### Document text
+ + + + + + +
Tormented Souls overall, despite its difficulty, is a great game that overall feels polished and genuine outside of a few hiccups that tend to frustrate though not necessarily mar the experience. While the Switch version is very clearly gimped visually compared to the rather appealing and clean aesthetic on other platforms, it’s an odd case of it somewhat working to its favor and can be seen as a “Retro Mode” reminiscent of the lower polygon count of the PlayStation 2 and Xbox era of gaming, and most importantly it runs fairly smoothly outside of loading times that tend to overstay their welcome when booting it up and going from area to area. Tormented Souls shows that, yes, there’s still a place for games that play and look like they once did back in the day, though it also proves that we’ve come a long way with technology that some things are also better left off to the past in favor of more quality-of-life aspects that would only increase the comfort and enjoyability of a game and not disrupt it regardless of its survival horror roots. There’s a way to appreciate and honor source material while innovating enough to open itself to new audiences, but Tormented Souls is very much a love letter to the classics and those that want to revisit a time that once was, and may not be suitable for those more accustomed to today’s games unless they want a bit of a history lesson.
+ + + + + + +
### Supplied material
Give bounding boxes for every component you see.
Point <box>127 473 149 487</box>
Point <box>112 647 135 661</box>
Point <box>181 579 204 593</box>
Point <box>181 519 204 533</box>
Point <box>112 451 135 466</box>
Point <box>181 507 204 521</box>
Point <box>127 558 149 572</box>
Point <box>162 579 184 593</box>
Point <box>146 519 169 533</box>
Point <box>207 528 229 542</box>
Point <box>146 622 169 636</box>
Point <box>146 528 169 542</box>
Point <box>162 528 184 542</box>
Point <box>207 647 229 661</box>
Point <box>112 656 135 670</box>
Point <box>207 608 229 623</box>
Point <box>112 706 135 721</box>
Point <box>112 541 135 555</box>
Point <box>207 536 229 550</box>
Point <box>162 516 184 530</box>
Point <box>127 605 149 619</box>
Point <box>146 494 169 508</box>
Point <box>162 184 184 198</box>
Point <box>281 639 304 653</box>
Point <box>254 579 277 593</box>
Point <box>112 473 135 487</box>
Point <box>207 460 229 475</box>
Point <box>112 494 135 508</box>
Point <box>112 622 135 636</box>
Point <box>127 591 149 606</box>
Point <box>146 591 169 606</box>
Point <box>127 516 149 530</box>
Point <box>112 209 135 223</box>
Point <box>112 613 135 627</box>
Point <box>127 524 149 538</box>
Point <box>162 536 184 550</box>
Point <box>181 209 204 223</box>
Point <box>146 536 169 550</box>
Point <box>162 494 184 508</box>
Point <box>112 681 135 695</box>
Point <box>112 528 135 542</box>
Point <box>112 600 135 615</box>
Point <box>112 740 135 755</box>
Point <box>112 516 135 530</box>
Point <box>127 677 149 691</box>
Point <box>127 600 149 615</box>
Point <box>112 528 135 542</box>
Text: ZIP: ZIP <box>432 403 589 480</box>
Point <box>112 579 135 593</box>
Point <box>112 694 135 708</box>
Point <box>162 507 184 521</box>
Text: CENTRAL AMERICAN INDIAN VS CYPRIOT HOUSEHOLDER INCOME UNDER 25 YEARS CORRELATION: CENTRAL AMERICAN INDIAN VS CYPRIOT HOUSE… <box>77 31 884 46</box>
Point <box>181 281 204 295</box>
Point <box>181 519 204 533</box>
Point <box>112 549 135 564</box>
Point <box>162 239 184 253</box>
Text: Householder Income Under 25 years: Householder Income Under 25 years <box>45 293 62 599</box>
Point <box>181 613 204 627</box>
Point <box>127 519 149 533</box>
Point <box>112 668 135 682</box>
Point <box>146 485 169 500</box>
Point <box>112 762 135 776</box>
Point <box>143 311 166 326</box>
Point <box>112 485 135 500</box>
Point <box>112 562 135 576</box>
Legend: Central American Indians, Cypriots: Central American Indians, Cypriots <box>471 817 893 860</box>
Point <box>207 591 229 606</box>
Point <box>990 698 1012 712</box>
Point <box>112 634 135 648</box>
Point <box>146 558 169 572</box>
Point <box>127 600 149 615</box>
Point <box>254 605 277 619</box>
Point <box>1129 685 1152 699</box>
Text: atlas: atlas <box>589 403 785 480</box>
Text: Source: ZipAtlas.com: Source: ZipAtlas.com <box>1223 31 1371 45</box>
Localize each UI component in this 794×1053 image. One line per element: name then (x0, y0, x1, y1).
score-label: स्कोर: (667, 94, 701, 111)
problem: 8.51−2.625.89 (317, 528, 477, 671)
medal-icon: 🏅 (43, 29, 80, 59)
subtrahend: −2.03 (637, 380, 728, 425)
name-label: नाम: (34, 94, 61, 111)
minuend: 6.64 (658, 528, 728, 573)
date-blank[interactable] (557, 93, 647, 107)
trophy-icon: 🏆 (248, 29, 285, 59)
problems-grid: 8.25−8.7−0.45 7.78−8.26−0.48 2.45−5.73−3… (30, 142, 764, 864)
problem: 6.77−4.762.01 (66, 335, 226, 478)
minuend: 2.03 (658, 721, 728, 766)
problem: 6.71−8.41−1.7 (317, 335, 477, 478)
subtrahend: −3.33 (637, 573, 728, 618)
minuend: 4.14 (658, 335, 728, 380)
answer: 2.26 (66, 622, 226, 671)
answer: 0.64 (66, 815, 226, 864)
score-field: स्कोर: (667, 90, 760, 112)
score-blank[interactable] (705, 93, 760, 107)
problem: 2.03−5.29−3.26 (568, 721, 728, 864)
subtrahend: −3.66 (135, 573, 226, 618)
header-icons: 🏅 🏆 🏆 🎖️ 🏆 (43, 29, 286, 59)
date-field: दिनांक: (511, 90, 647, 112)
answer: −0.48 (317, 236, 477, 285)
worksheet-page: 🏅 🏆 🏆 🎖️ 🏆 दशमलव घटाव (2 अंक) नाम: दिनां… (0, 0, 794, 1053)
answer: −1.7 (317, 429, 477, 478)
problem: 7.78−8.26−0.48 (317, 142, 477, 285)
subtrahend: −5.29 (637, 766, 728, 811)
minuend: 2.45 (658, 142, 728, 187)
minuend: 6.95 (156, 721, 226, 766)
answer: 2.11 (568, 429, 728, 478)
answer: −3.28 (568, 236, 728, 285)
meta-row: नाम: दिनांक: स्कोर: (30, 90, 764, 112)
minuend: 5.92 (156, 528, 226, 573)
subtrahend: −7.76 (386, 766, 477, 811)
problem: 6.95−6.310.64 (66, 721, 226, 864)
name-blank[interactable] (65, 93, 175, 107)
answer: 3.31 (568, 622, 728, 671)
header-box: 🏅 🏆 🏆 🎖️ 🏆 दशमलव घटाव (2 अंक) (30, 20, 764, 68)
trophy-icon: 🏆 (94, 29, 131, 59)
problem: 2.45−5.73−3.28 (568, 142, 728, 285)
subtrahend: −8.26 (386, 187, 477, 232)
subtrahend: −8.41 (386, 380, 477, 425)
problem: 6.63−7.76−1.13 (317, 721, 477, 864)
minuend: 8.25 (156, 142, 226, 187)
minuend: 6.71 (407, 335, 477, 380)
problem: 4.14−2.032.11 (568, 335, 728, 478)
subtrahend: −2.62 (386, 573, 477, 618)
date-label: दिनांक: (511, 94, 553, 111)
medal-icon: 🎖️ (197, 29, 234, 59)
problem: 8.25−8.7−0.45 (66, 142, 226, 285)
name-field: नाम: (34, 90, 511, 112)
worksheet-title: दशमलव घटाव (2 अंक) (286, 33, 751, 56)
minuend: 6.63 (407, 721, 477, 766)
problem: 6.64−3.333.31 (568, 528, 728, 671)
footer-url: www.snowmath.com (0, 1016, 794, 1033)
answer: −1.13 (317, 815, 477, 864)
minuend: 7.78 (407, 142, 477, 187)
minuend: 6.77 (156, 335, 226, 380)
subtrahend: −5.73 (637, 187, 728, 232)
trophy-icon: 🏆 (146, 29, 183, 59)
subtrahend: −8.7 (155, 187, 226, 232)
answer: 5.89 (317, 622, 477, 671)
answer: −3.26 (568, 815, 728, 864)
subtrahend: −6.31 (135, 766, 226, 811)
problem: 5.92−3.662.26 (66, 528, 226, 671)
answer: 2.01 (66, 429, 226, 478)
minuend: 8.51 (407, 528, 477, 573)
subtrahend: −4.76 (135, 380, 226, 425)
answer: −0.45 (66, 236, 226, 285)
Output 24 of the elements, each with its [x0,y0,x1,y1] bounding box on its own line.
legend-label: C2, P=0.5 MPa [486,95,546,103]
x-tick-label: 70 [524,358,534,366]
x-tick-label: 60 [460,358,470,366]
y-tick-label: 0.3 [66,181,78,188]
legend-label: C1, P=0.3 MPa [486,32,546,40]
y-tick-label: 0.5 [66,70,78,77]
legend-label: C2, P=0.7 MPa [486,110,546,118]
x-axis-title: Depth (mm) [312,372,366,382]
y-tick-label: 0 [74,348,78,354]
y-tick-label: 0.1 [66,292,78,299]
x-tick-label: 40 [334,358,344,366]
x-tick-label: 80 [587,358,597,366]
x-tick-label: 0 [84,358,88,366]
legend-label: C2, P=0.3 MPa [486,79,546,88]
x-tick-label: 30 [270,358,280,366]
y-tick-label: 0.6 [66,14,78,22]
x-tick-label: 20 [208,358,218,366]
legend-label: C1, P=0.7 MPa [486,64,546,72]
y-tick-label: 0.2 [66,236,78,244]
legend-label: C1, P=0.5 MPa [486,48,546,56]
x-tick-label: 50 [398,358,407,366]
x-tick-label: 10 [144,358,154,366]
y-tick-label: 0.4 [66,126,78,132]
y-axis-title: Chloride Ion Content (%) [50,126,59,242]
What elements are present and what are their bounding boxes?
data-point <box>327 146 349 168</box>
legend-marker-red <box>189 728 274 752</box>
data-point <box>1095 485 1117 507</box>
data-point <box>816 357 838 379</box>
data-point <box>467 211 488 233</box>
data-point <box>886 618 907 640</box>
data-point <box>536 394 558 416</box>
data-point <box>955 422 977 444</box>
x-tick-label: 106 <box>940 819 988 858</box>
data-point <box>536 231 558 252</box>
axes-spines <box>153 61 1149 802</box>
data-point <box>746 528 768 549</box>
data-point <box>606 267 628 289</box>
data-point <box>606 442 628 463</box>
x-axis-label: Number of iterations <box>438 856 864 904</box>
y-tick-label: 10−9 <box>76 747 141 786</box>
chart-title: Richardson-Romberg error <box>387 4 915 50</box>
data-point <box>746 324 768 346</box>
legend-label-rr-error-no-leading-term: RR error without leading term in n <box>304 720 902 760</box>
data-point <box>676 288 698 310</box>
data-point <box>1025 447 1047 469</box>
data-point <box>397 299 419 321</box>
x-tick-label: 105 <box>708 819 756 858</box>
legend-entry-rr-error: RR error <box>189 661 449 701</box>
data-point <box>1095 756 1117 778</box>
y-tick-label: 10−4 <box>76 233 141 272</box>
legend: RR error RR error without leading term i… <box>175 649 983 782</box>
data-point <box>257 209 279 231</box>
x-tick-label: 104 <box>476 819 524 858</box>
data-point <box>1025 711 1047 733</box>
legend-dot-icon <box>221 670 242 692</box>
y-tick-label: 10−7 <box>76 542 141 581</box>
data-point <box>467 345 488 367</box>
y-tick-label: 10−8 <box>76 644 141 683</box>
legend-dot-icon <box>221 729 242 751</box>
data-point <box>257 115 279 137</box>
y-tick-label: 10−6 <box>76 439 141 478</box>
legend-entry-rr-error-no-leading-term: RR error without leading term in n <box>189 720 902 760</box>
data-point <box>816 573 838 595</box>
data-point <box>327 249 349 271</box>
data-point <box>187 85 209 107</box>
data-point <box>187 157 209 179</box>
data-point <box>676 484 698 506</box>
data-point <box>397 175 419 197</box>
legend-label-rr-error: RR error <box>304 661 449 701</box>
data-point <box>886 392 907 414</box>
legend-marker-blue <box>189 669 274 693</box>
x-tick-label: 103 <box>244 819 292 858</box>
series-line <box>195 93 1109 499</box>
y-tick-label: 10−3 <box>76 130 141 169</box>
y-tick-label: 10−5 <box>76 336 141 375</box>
+ + + + + + +
### What you will do
[1] In the Tormented Souls review, why does the reviewer say that the Switch version's "gimped" visuals work "somewhat... to its favor"? Answer in one to three sentences.
[2] Pick up the Tormented Souls review after its final sentence and continue it.

### Response list
[1] The reviewer says the Switch version's reduced visuals can be seen as a "Retro Mode." It recalls the lower polygon count of the PlayStation 2 and Xbox era of gaming.

[2]
Tormented Souls is a fun homage to the classics of the genre that paved the way forward. It wears its inspirations proudly on its sleeve and does so in a way that’s more so nostalgic than it is reminiscent of being a product of its time, providing a modern gateway and portal to the classic era of fixed camera angles and intense resource management where survival horror was truly emphasized behind both of its describers. Though the Switch version by comparison to what it natively looks like is without a doubt a sort of PS2 rendition of the game, this is one of the rare times where the lack of graphical fidelity in an odd way is serviceable, making the experience feel more authentic and aiding in the transportation of the early 2000s era of survival horror games. Tormented Souls is not without fault, but it’s a clearly passionate love letter to the games that created a legacy within the medium, and it’s a solid horror experience through and through even though it’ll certainly be for a set demographic that’s prepared for (or used to) a grueling experience that will not hold your hand nor forgive your mistakes.
Tormented Souls copy provided by the publisher for the purposes of this review.